*Data entries*

————————

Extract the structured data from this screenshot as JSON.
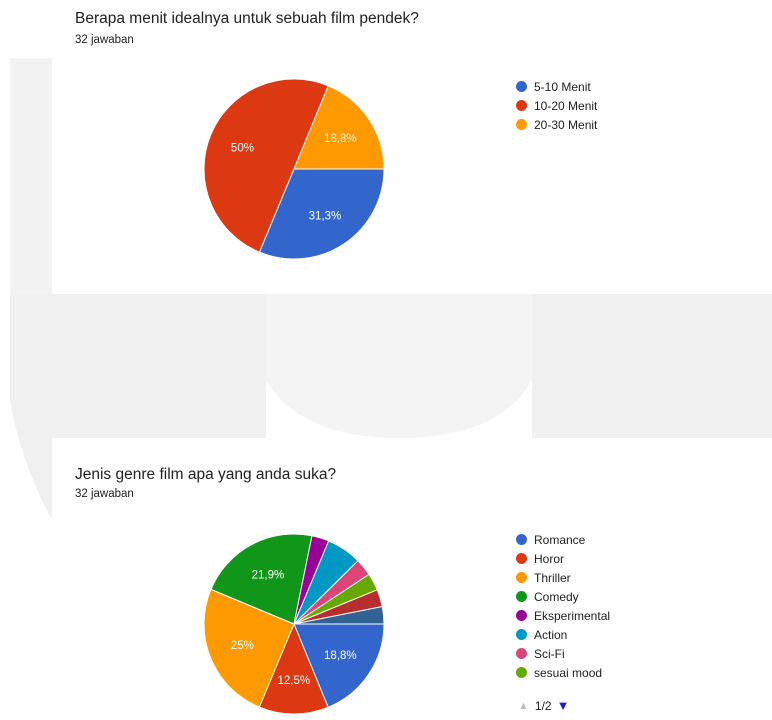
{
  "questions": [
    {
      "title": "Berapa menit idealnya untuk sebuah film pendek?",
      "responses": "32 jawaban"
    },
    {
      "title": "Jenis genre film apa yang anda suka?",
      "responses": "32 jawaban"
    }
  ],
  "pager": {
    "text": "1/2",
    "up_icon": "triangle-up-icon",
    "down_icon": "triangle-down-icon"
  },
  "chart_data": [
    {
      "type": "pie",
      "title": "Berapa menit idealnya untuk sebuah film pendek?",
      "categories": [
        "5-10 Menit",
        "10-20 Menit",
        "20-30 Menit"
      ],
      "values": [
        31.3,
        50,
        18.8
      ],
      "labels": [
        "31,3%",
        "50%",
        "18,8%"
      ],
      "colors": [
        "#3366cc",
        "#dc3912",
        "#ff9900"
      ],
      "legend": "right"
    },
    {
      "type": "pie",
      "title": "Jenis genre film apa yang anda suka?",
      "categories": [
        "Romance",
        "Horor",
        "Thriller",
        "Comedy",
        "Eksperimental",
        "Action",
        "Sci-Fi",
        "sesuai mood",
        "",
        "",
        ""
      ],
      "values": [
        18.8,
        12.5,
        25,
        21.9,
        3.1,
        6.3,
        3.1,
        3.1,
        3.1,
        3.1,
        0
      ],
      "labels": [
        "18,8%",
        "12,5%",
        "25%",
        "21,9%",
        "",
        "",
        "",
        "",
        "",
        "",
        ""
      ],
      "colors": [
        "#3366cc",
        "#dc3912",
        "#ff9900",
        "#109618",
        "#990099",
        "#0099c6",
        "#dd4477",
        "#66aa00",
        "#b82e2e",
        "#316395",
        "#994499"
      ],
      "legend_visible_count": 8,
      "legend": "right"
    }
  ]
}
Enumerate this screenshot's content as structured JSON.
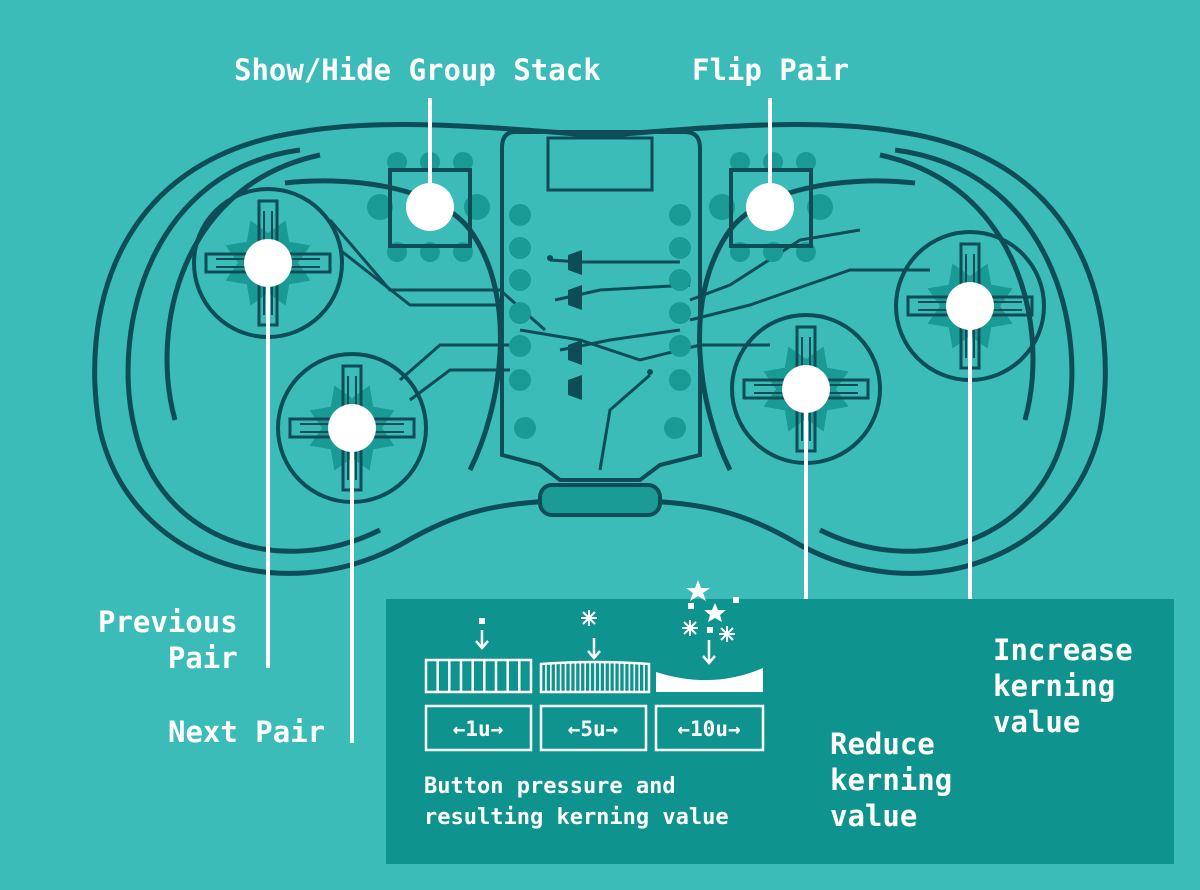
{
  "labels": {
    "show_hide": "Show/Hide Group Stack",
    "flip_pair": "Flip Pair",
    "previous_pair": "Previous\n    Pair",
    "next_pair": "Next Pair",
    "reduce": "Reduce\nkerning\nvalue",
    "increase": "Increase\nkerning\nvalue"
  },
  "legend": {
    "scale_1": "←1u→",
    "scale_5": "←5u→",
    "scale_10": "←10u→",
    "caption": "Button pressure and\nresulting kerning value"
  },
  "colors": {
    "background": "#3bbcb8",
    "outline": "#0e4d57",
    "panel": "#0f938f",
    "button": "#ffffff",
    "pad": "#1a9a95"
  }
}
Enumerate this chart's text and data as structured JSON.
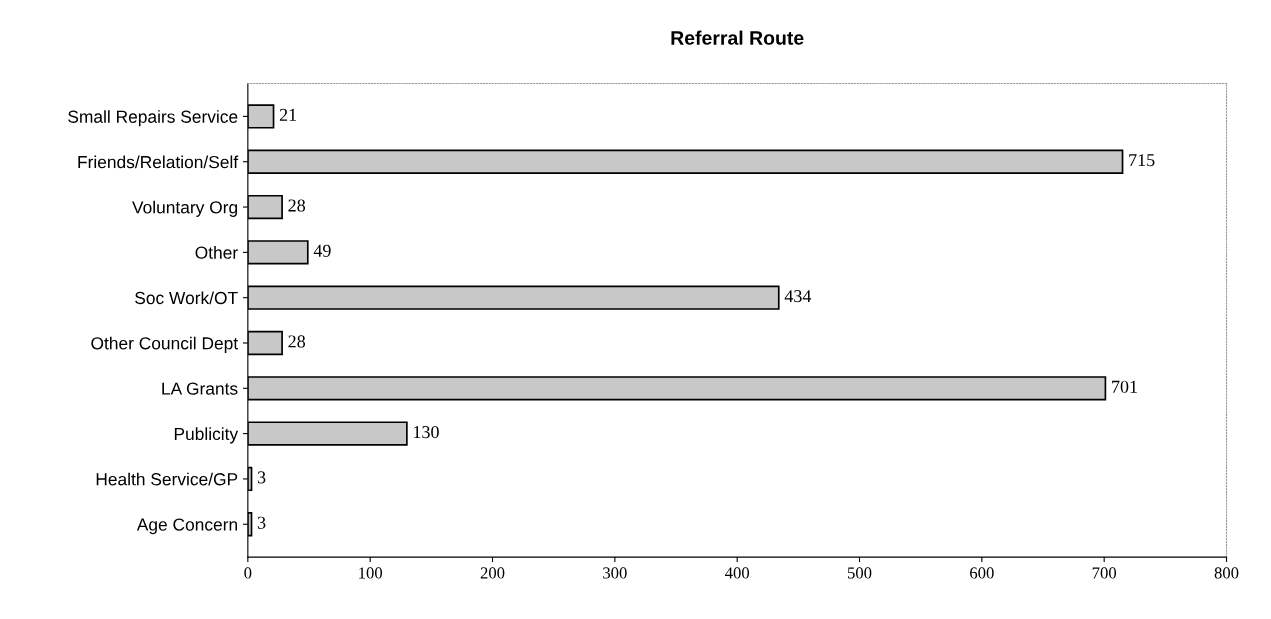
{
  "chart_data": {
    "type": "bar",
    "orientation": "horizontal",
    "title": "Referral Route",
    "categories": [
      "Small Repairs Service",
      "Friends/Relation/Self",
      "Voluntary Org",
      "Other",
      "Soc Work/OT",
      "Other Council Dept",
      "LA Grants",
      "Publicity",
      "Health Service/GP",
      "Age Concern"
    ],
    "values": [
      21,
      715,
      28,
      49,
      434,
      28,
      701,
      130,
      3,
      3
    ],
    "color": "#c8c8c8",
    "xlim": [
      0,
      800
    ],
    "xticks": [
      0,
      100,
      200,
      300,
      400,
      500,
      600,
      700,
      800
    ],
    "data_labels": true,
    "grid": false,
    "legend": false
  }
}
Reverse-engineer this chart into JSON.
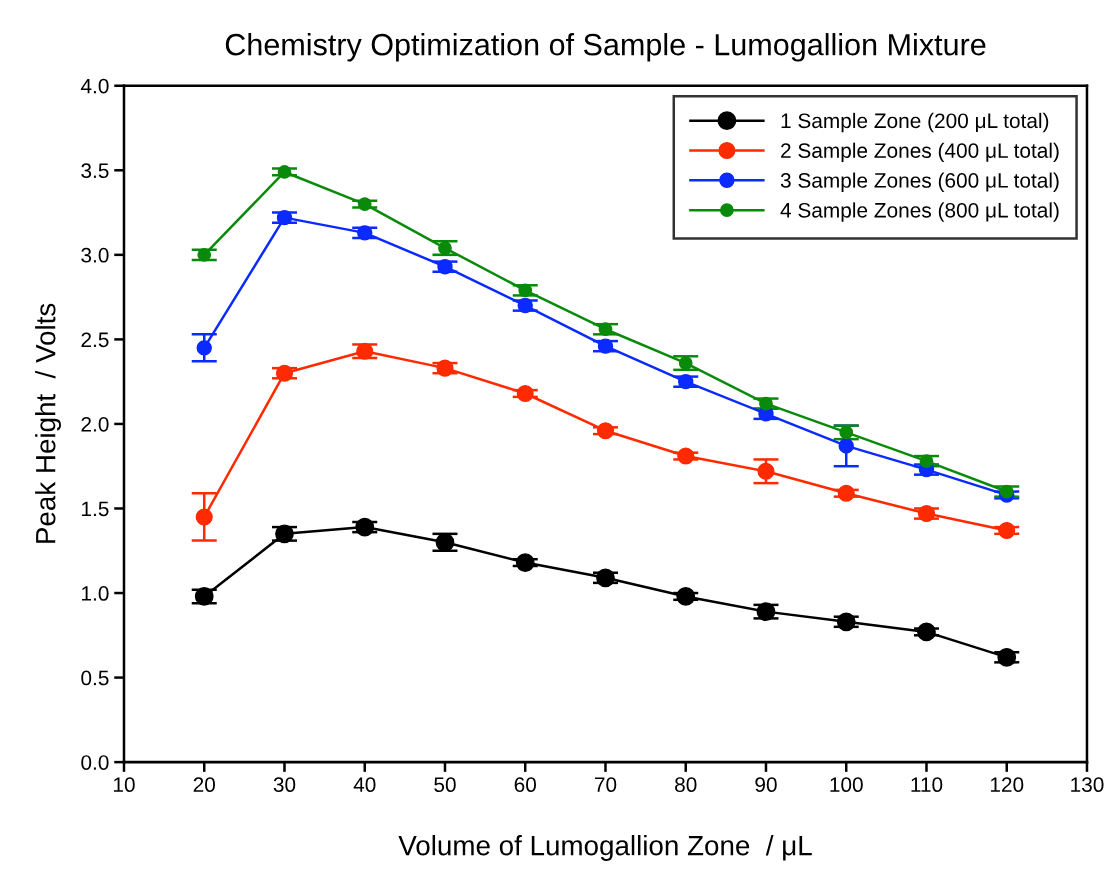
{
  "chart_data": {
    "type": "line",
    "title": "Chemistry Optimization of Sample - Lumogallion Mixture",
    "xlabel": "Volume of Lumogallion Zone  / μL",
    "ylabel": "Peak Height  / Volts",
    "x": [
      20,
      30,
      40,
      50,
      60,
      70,
      80,
      90,
      100,
      110,
      120
    ],
    "series": [
      {
        "name": "1 Sample Zone (200 μL total)",
        "color": "#000000",
        "values": [
          0.98,
          1.35,
          1.39,
          1.3,
          1.18,
          1.09,
          0.98,
          0.89,
          0.83,
          0.77,
          0.62
        ],
        "errors": [
          0.04,
          0.04,
          0.03,
          0.05,
          0.02,
          0.03,
          0.02,
          0.04,
          0.03,
          0.02,
          0.03
        ]
      },
      {
        "name": "2 Sample Zones (400 μL total)",
        "color": "#ff2a00",
        "values": [
          1.45,
          2.3,
          2.43,
          2.33,
          2.18,
          1.96,
          1.81,
          1.72,
          1.59,
          1.47,
          1.37
        ],
        "errors": [
          0.14,
          0.03,
          0.04,
          0.03,
          0.02,
          0.02,
          0.02,
          0.07,
          0.02,
          0.03,
          0.02
        ]
      },
      {
        "name": "3 Sample Zones (600 μL total)",
        "color": "#0a2aff",
        "values": [
          2.45,
          3.22,
          3.13,
          2.93,
          2.7,
          2.46,
          2.25,
          2.06,
          1.87,
          1.73,
          1.58
        ],
        "errors": [
          0.08,
          0.03,
          0.03,
          0.03,
          0.03,
          0.03,
          0.03,
          0.03,
          0.12,
          0.03,
          0.02
        ]
      },
      {
        "name": "4 Sample Zones (800 μL total)",
        "color": "#0a8a0a",
        "values": [
          3.0,
          3.49,
          3.3,
          3.04,
          2.79,
          2.56,
          2.36,
          2.12,
          1.95,
          1.78,
          1.6
        ],
        "errors": [
          0.03,
          0.02,
          0.02,
          0.04,
          0.03,
          0.03,
          0.04,
          0.03,
          0.04,
          0.03,
          0.03
        ]
      }
    ],
    "xlim": [
      10,
      130
    ],
    "xticks": [
      10,
      20,
      30,
      40,
      50,
      60,
      70,
      80,
      90,
      100,
      110,
      120,
      130
    ],
    "ylim": [
      0,
      4
    ],
    "yticks": [
      {
        "value": 0,
        "label": "0.0"
      },
      {
        "value": 0.5,
        "label": "0.5"
      },
      {
        "value": 1,
        "label": "1.0"
      },
      {
        "value": 1.5,
        "label": "1.5"
      },
      {
        "value": 2,
        "label": "2.0"
      },
      {
        "value": 2.5,
        "label": "2.5"
      },
      {
        "value": 3,
        "label": "3.0"
      },
      {
        "value": 3.5,
        "label": "3.5"
      },
      {
        "value": 4,
        "label": "4.0"
      }
    ],
    "marker": "circle",
    "line_style": "solid",
    "grid": false,
    "legend": "top right"
  }
}
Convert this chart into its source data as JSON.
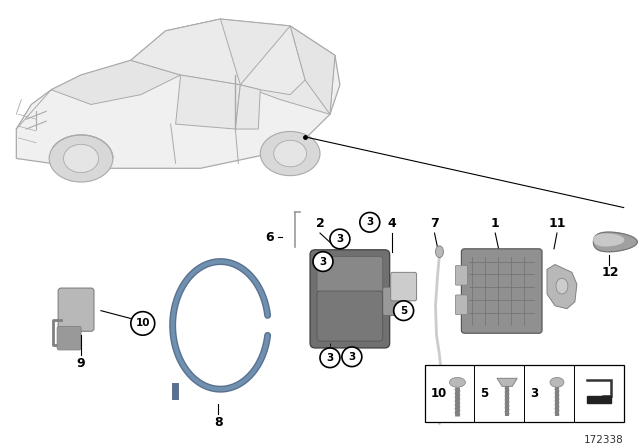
{
  "bg_color": "#ffffff",
  "part_number": "172338",
  "fig_width": 6.4,
  "fig_height": 4.48,
  "dpi": 100,
  "car_body_color": "#f0f0f0",
  "car_line_color": "#aaaaaa",
  "part_gray_dark": "#808080",
  "part_gray_mid": "#999999",
  "part_gray_light": "#cccccc",
  "part_silver": "#b8b8b8",
  "handle_color": "#909090",
  "wire_color": "#6888aa",
  "black": "#000000",
  "box_label_items": [
    {
      "num": "10",
      "cell": 0
    },
    {
      "num": "5",
      "cell": 1
    },
    {
      "num": "3",
      "cell": 2
    },
    {
      "num": "",
      "cell": 3
    }
  ]
}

————————

*Required work*
Give only the number of lines in the listing above that include the string "Sample".

*Full output*
5